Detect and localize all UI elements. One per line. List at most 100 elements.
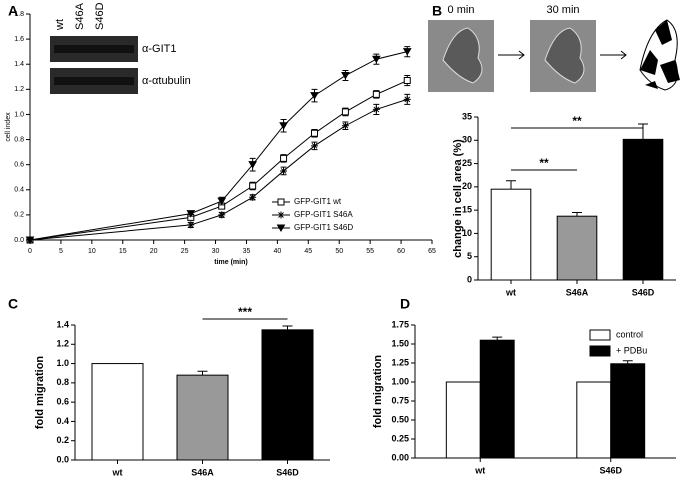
x-tick-label: 65 — [428, 248, 436, 255]
x-tick-label: S46D — [599, 465, 622, 475]
marker — [341, 72, 350, 80]
error-bar — [492, 336, 503, 341]
marker — [402, 48, 412, 56]
bar — [91, 363, 144, 461]
x-tick-label: 50 — [335, 248, 343, 255]
x-tick-label: S46A — [566, 287, 589, 297]
legend-swatch — [589, 345, 611, 357]
significance-label: *** — [238, 305, 252, 319]
y-tick-label: 1.4 — [56, 319, 69, 329]
x-tick-label: S46D — [632, 287, 655, 297]
legend-label: GFP-GIT1 S46D — [294, 223, 353, 232]
marker — [403, 95, 411, 103]
error-bar — [506, 180, 516, 190]
bar — [576, 381, 612, 459]
y-tick-label: 0.6 — [56, 397, 69, 407]
marker — [279, 122, 288, 130]
panel-label: B — [432, 3, 442, 19]
panel-label: D — [400, 296, 410, 312]
y-tick-label: 25 — [462, 158, 472, 168]
y-tick-label: 10 — [462, 228, 472, 238]
legend-marker — [277, 211, 285, 219]
marker — [248, 161, 258, 169]
arrow — [600, 50, 627, 60]
change-silhouette — [640, 20, 680, 89]
marker — [403, 77, 411, 85]
x-tick-label: 10 — [88, 248, 96, 255]
y-tick-label: 0.8 — [56, 377, 69, 387]
error-bar — [282, 325, 293, 330]
y-tick-label: 1.50 — [391, 338, 409, 348]
bar — [490, 188, 532, 281]
bar — [610, 363, 646, 459]
x-tick-label: wt — [474, 465, 485, 475]
legend-label: GFP-GIT1 S46A — [294, 210, 353, 219]
marker — [341, 108, 349, 116]
blot-lane-label: S46D — [94, 2, 106, 30]
significance-label: ** — [572, 114, 582, 128]
bar — [622, 138, 664, 281]
marker — [280, 154, 288, 162]
marker — [372, 90, 380, 98]
blot-band-inner — [54, 77, 134, 85]
marker — [249, 182, 257, 190]
y-tick-label: 0.00 — [391, 452, 409, 462]
x-axis-label: time (min) — [214, 259, 247, 266]
panel-label: C — [8, 296, 18, 312]
y-tick-label: 1.0 — [14, 111, 24, 118]
y-tick-label: 0 — [467, 274, 472, 284]
marker — [372, 105, 380, 113]
marker — [310, 129, 318, 137]
error-bar — [572, 211, 582, 217]
blot-row-label: α-αtubulin — [142, 75, 191, 87]
y-tick-label: 0.6 — [14, 162, 24, 169]
x-tick-label: 55 — [366, 248, 374, 255]
bar — [261, 329, 314, 461]
x-tick-label: 40 — [273, 248, 281, 255]
x-tick-label: wt — [505, 287, 516, 297]
significance-label: ** — [539, 156, 549, 170]
y-tick-label: 1.4 — [14, 61, 24, 68]
y-tick-label: 30 — [462, 135, 472, 145]
marker — [310, 92, 319, 100]
panel-label: A — [8, 3, 18, 19]
y-tick-label: 35 — [462, 111, 472, 121]
y-axis-label: cell index — [5, 112, 12, 142]
y-tick-label: 0.0 — [56, 454, 69, 464]
cell-shape — [442, 27, 483, 84]
x-tick-label: 5 — [59, 248, 63, 255]
marker — [249, 193, 257, 201]
y-tick-label: 0.2 — [56, 435, 69, 445]
y-tick-label: 1.0 — [56, 358, 69, 368]
y-tick-label: 0.4 — [14, 187, 24, 194]
marker — [371, 55, 381, 64]
y-tick-label: 1.8 — [14, 11, 24, 18]
y-tick-label: 0.4 — [56, 416, 69, 426]
x-tick-label: 15 — [119, 248, 127, 255]
error-bar — [622, 360, 633, 364]
y-tick-label: 0.0 — [14, 237, 24, 244]
y-axis-label: fold migration — [372, 355, 384, 429]
y-tick-label: 1.75 — [391, 319, 409, 329]
x-tick-label: S46A — [191, 467, 214, 477]
marker — [217, 197, 227, 206]
y-tick-label: 0.75 — [391, 395, 409, 405]
cell-shape — [544, 27, 585, 84]
y-tick-label: 0.2 — [14, 212, 24, 219]
x-tick-label: 30 — [212, 248, 220, 255]
x-tick-label: 20 — [150, 248, 158, 255]
image-label: 0 min — [448, 4, 475, 16]
legend-label: control — [616, 329, 643, 339]
marker — [25, 236, 35, 244]
legend-marker — [276, 224, 286, 232]
image-label: 30 min — [546, 4, 579, 16]
y-tick-label: 0.8 — [14, 136, 24, 143]
bar — [176, 374, 229, 461]
y-tick-label: 0.50 — [391, 414, 409, 424]
y-tick-label: 1.25 — [391, 357, 409, 367]
x-tick-label: S46D — [276, 467, 299, 477]
marker — [310, 142, 318, 150]
error-bar — [638, 123, 648, 140]
y-tick-label: 1.00 — [391, 376, 409, 386]
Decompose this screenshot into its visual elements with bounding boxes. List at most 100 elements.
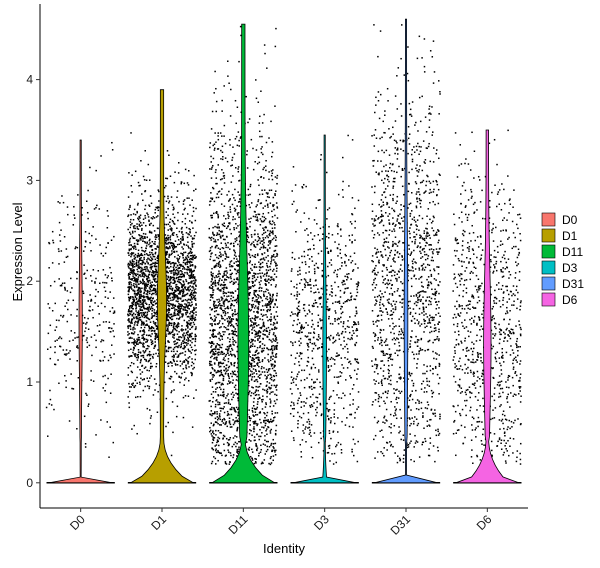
data-point-d0 — [77, 377, 80, 379]
data-point-d11 — [215, 100, 218, 103]
data-point-d11 — [208, 400, 210, 402]
data-point-d11 — [233, 304, 235, 307]
data-point-d11 — [267, 420, 270, 423]
data-point-d1 — [130, 271, 133, 274]
data-point-d1 — [173, 282, 176, 284]
data-point-d1 — [171, 331, 174, 333]
data-point-d1 — [129, 261, 132, 264]
data-point-d11 — [219, 410, 222, 412]
data-point-d11 — [216, 441, 218, 444]
data-point-d11 — [222, 224, 225, 227]
data-point-d1 — [173, 223, 176, 225]
data-point-d1 — [138, 287, 141, 290]
data-point-d1 — [135, 280, 137, 282]
data-point-d1 — [188, 227, 190, 230]
data-point-d1 — [175, 266, 177, 269]
data-point-d0 — [58, 234, 61, 236]
data-point-d11 — [272, 204, 274, 206]
data-point-d11 — [233, 443, 235, 446]
data-point-d1 — [133, 316, 135, 319]
data-point-d1 — [182, 291, 185, 294]
data-point-d11 — [220, 149, 222, 152]
data-point-d11 — [234, 188, 236, 191]
data-point-d11 — [267, 278, 270, 281]
data-point-d1 — [172, 326, 175, 328]
data-point-d11 — [262, 168, 264, 171]
data-point-d1 — [188, 220, 191, 222]
data-point-d1 — [190, 291, 193, 294]
data-point-d11 — [257, 272, 259, 275]
data-point-d11 — [270, 155, 273, 158]
data-point-d11 — [253, 293, 255, 296]
data-point-d0 — [99, 244, 101, 246]
data-point-d1 — [148, 205, 151, 207]
data-point-d11 — [268, 318, 271, 321]
data-point-d1 — [128, 305, 131, 307]
data-point-d1 — [142, 232, 145, 235]
data-point-d1 — [154, 332, 156, 335]
data-point-d1 — [129, 241, 131, 243]
data-point-d1 — [153, 289, 156, 292]
data-point-d0 — [105, 383, 107, 386]
data-point-d1 — [130, 248, 132, 250]
data-point-d11 — [270, 376, 273, 379]
data-point-d1 — [167, 315, 169, 318]
data-point-d11 — [251, 448, 253, 451]
data-point-d1 — [137, 270, 139, 273]
data-point-d11 — [223, 274, 226, 276]
data-point-d1 — [186, 261, 189, 263]
data-point-d11 — [226, 317, 228, 320]
data-point-d11 — [257, 310, 259, 313]
data-point-d11 — [236, 350, 238, 353]
data-point-d11 — [233, 281, 235, 284]
data-point-d1 — [135, 278, 138, 280]
data-point-d1 — [137, 202, 139, 205]
data-point-d1 — [147, 213, 149, 216]
data-point-d1 — [151, 251, 153, 254]
data-point-d1 — [172, 276, 174, 279]
data-point-d11 — [258, 438, 261, 441]
data-point-d1 — [189, 269, 191, 272]
data-point-d11 — [223, 135, 225, 137]
data-point-d11 — [252, 285, 255, 288]
data-point-d1 — [153, 378, 156, 380]
data-point-d1 — [165, 236, 168, 239]
data-point-d1 — [168, 267, 170, 269]
data-point-d1 — [185, 309, 188, 312]
data-point-d0 — [88, 344, 91, 347]
data-point-d1 — [142, 275, 144, 277]
data-point-d11 — [256, 162, 259, 165]
data-point-d1 — [182, 257, 184, 259]
data-point-d0 — [63, 236, 66, 238]
data-point-d1 — [193, 308, 196, 310]
data-point-d11 — [219, 335, 222, 337]
data-point-d11 — [231, 391, 234, 394]
data-point-d11 — [264, 236, 267, 239]
data-point-d11 — [263, 291, 265, 293]
data-point-d11 — [263, 232, 265, 234]
data-point-d11 — [215, 444, 218, 446]
data-point-d1 — [169, 288, 172, 290]
data-point-d11 — [273, 273, 276, 275]
data-point-d1 — [137, 322, 139, 324]
data-point-d11 — [266, 235, 268, 237]
data-point-d11 — [251, 277, 254, 280]
data-point-d11 — [213, 315, 216, 317]
data-point-d1 — [153, 275, 156, 278]
data-point-d1 — [153, 287, 155, 290]
data-point-d1 — [176, 314, 179, 316]
data-point-d1 — [155, 311, 158, 314]
data-point-d1 — [181, 273, 184, 275]
data-point-d1 — [174, 363, 177, 365]
data-point-d11 — [213, 456, 215, 458]
data-point-d11 — [262, 275, 265, 277]
data-point-d1 — [127, 273, 130, 275]
data-point-d1 — [140, 239, 142, 241]
data-point-d11 — [228, 417, 231, 419]
data-point-d11 — [229, 248, 231, 250]
data-point-d11 — [228, 345, 230, 348]
data-point-d11 — [214, 411, 216, 413]
data-point-d1 — [193, 282, 196, 285]
data-point-d1 — [134, 355, 136, 358]
data-point-d11 — [266, 420, 269, 422]
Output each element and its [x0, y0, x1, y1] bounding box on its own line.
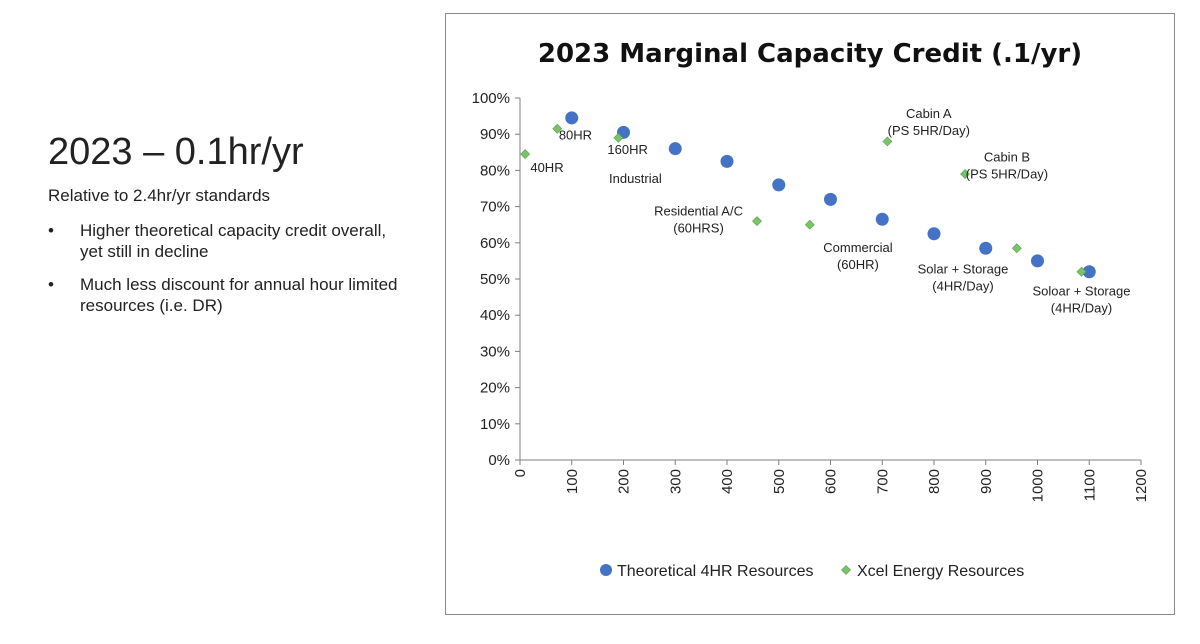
chart-axes: 0% 10% 20% 30% 40% 50% 60% 70% 80% 90% 100% 0 100 200…	[472, 90, 1150, 502]
theoretical-resource-point	[824, 192, 837, 206]
y-tick-label: 10%	[480, 416, 510, 433]
x-tick-label: 300	[667, 469, 684, 494]
x-tick-label: 500	[771, 469, 788, 494]
bullet-text: Much less discount for annual hour limit…	[80, 275, 398, 315]
y-tick-label: 0%	[488, 452, 510, 469]
data-label: Industrial	[609, 171, 662, 186]
xcel-resource-point	[752, 216, 762, 227]
data-label: Residential A/C	[654, 204, 743, 219]
data-label: 160HR	[607, 142, 647, 157]
legend-marker-xcel	[841, 565, 851, 575]
x-tick-label: 800	[926, 469, 943, 494]
theoretical-resource-point	[720, 154, 734, 168]
xcel-resource-point	[1011, 243, 1022, 254]
xcel-resource-point	[613, 132, 624, 143]
scatter-chart: 2023 Marginal Capacity Credit (.1/yr) 0%…	[472, 39, 1150, 580]
chart-marks	[520, 111, 1096, 279]
x-tick-label: 600	[823, 469, 840, 494]
chart-frame: 2023 Marginal Capacity Credit (.1/yr) 0%…	[445, 13, 1175, 615]
bullet-list: • Higher theoretical capacity credit over…	[48, 220, 408, 316]
slide-subtitle: Relative to 2.4hr/yr standards	[48, 186, 271, 205]
data-label: (4HR/Day)	[932, 279, 993, 294]
data-label: (60HRS)	[673, 221, 724, 236]
slide-title: 2023 – 0.1hr/yr	[48, 131, 304, 173]
x-tick-label: 900	[978, 469, 995, 494]
x-tick-label: 0	[512, 469, 529, 477]
slide-text-panel: 2023 – 0.1hr/yr Relative to 2.4hr/yr sta…	[48, 128, 408, 328]
chart-annotations: 40HR 80HR 160HR Industrial Residential A/C (6…	[530, 106, 1130, 315]
y-tick-label: 100%	[472, 90, 510, 107]
x-tick-label: 1000	[1030, 469, 1047, 502]
theoretical-resource-point	[772, 178, 786, 192]
xcel-resource-point	[520, 149, 531, 160]
y-tick-label: 40%	[480, 307, 510, 324]
theoretical-resource-point	[1082, 265, 1096, 279]
y-tick-label: 30%	[480, 343, 510, 360]
x-tick-label: 200	[616, 469, 633, 494]
x-tick-label: 1100	[1081, 469, 1098, 501]
y-tick-label: 80%	[480, 162, 510, 179]
xcel-resource-point	[1076, 266, 1087, 277]
y-tick-label: 60%	[480, 235, 510, 252]
x-tick-label: 400	[719, 469, 736, 494]
theoretical-resource-point	[668, 142, 682, 156]
x-tick-label: 100	[564, 469, 581, 494]
bullet-dot-icon: •	[48, 275, 54, 294]
y-tick-label: 70%	[480, 199, 510, 216]
y-tick-label: 90%	[480, 126, 510, 143]
data-label: Commercial	[823, 240, 892, 255]
legend-marker-theoretical	[600, 564, 612, 576]
data-label: Solar + Storage	[918, 262, 1009, 277]
xcel-resource-point	[552, 123, 563, 134]
xcel-resource-point	[960, 169, 970, 179]
data-label: (PS 5HR/Day)	[888, 123, 970, 138]
data-label: 80HR	[559, 128, 592, 143]
bullet-item: • Much less discount for annual hour limi…	[48, 274, 408, 316]
data-label: (60HR)	[837, 257, 879, 272]
y-tick-label: 50%	[480, 271, 510, 288]
theoretical-resource-point	[927, 227, 941, 241]
data-label: (4HR/Day)	[1051, 300, 1112, 315]
bullet-text: Higher theoretical capacity credit overa…	[80, 221, 387, 261]
x-tick-label: 700	[874, 469, 891, 494]
data-label: Soloar + Storage	[1033, 283, 1131, 298]
bullet-item: • Higher theoretical capacity credit over…	[48, 220, 408, 262]
legend-label-xcel: Xcel Energy Resources	[857, 563, 1024, 580]
y-tick-label: 20%	[480, 380, 510, 397]
data-label: Cabin B	[984, 149, 1030, 164]
xcel-resource-point	[804, 219, 815, 230]
data-label: (PS 5HR/Day)	[966, 166, 1048, 181]
theoretical-resource-point	[565, 111, 579, 125]
legend-label-theoretical: Theoretical 4HR Resources	[617, 563, 814, 580]
theoretical-resource-point	[1031, 254, 1044, 268]
chart-title: 2023 Marginal Capacity Credit (.1/yr)	[538, 39, 1082, 69]
theoretical-resource-point	[875, 212, 889, 226]
bullet-dot-icon: •	[48, 221, 54, 240]
xcel-resource-point	[882, 136, 893, 147]
chart-legend: Theoretical 4HR Resources Xcel Energy Res…	[600, 563, 1024, 580]
data-label: Cabin A	[906, 106, 952, 121]
data-label: 40HR	[530, 160, 563, 175]
x-tick-label: 1200	[1133, 469, 1150, 502]
theoretical-resource-point	[979, 241, 993, 255]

-*-

- **Exercise brief**:
Reproduce the records unchanged, from the line containing "x-tick-label: 65 — [428, 248, 436, 255]" through the line containing "marker — [310, 92, 319, 100]", both included.

- **Reply to the exercise**:
x-tick-label: 65 — [428, 248, 436, 255]
x-tick-label: S46D — [599, 465, 622, 475]
marker — [341, 72, 350, 80]
error-bar — [492, 336, 503, 341]
marker — [402, 48, 412, 56]
bar — [91, 363, 144, 461]
x-tick-label: 50 — [335, 248, 343, 255]
x-tick-label: S46A — [566, 287, 589, 297]
legend-swatch — [589, 345, 611, 357]
significance-label: *** — [238, 305, 252, 319]
y-tick-label: 1.4 — [56, 319, 69, 329]
x-tick-label: S46D — [632, 287, 655, 297]
legend-label: GFP-GIT1 S46D — [294, 223, 353, 232]
marker — [403, 95, 411, 103]
error-bar — [506, 180, 516, 190]
bar — [576, 381, 612, 459]
y-tick-label: 0.6 — [56, 397, 69, 407]
marker — [279, 122, 288, 130]
panel-label: B — [432, 3, 442, 19]
panel-label: D — [400, 296, 410, 312]
y-tick-label: 25 — [462, 158, 472, 168]
y-tick-label: 10 — [462, 228, 472, 238]
legend-marker — [277, 211, 285, 219]
marker — [248, 161, 258, 169]
arrow — [600, 50, 627, 60]
change-silhouette — [640, 20, 680, 89]
marker — [403, 77, 411, 85]
x-tick-label: 10 — [88, 248, 96, 255]
y-tick-label: 0.8 — [56, 377, 69, 387]
error-bar — [282, 325, 293, 330]
y-tick-label: 1.50 — [391, 338, 409, 348]
bar — [490, 188, 532, 281]
bar — [610, 363, 646, 459]
x-tick-label: wt — [474, 465, 485, 475]
legend-label: GFP-GIT1 S46A — [294, 210, 353, 219]
marker — [341, 108, 349, 116]
blot-lane-label: S46D — [94, 2, 106, 30]
significance-label: ** — [572, 114, 582, 128]
bar — [622, 138, 664, 281]
marker — [280, 154, 288, 162]
marker — [372, 90, 380, 98]
blot-band-inner — [54, 77, 134, 85]
marker — [249, 182, 257, 190]
y-tick-label: 0.00 — [391, 452, 409, 462]
x-axis-label: time (min) — [214, 259, 247, 266]
panel-label: C — [8, 296, 18, 312]
y-tick-label: 1.0 — [14, 111, 24, 118]
y-tick-label: 0 — [467, 274, 472, 284]
marker — [372, 105, 380, 113]
marker — [310, 129, 318, 137]
error-bar — [572, 211, 582, 217]
blot-row-label: α-αtubulin — [142, 75, 191, 87]
y-tick-label: 0.6 — [14, 162, 24, 169]
x-tick-label: 55 — [366, 248, 374, 255]
bar — [261, 329, 314, 461]
x-tick-label: 40 — [273, 248, 281, 255]
x-tick-label: wt — [505, 287, 516, 297]
significance-label: ** — [539, 156, 549, 170]
y-tick-label: 1.4 — [14, 61, 24, 68]
y-tick-label: 30 — [462, 135, 472, 145]
marker — [310, 92, 319, 100]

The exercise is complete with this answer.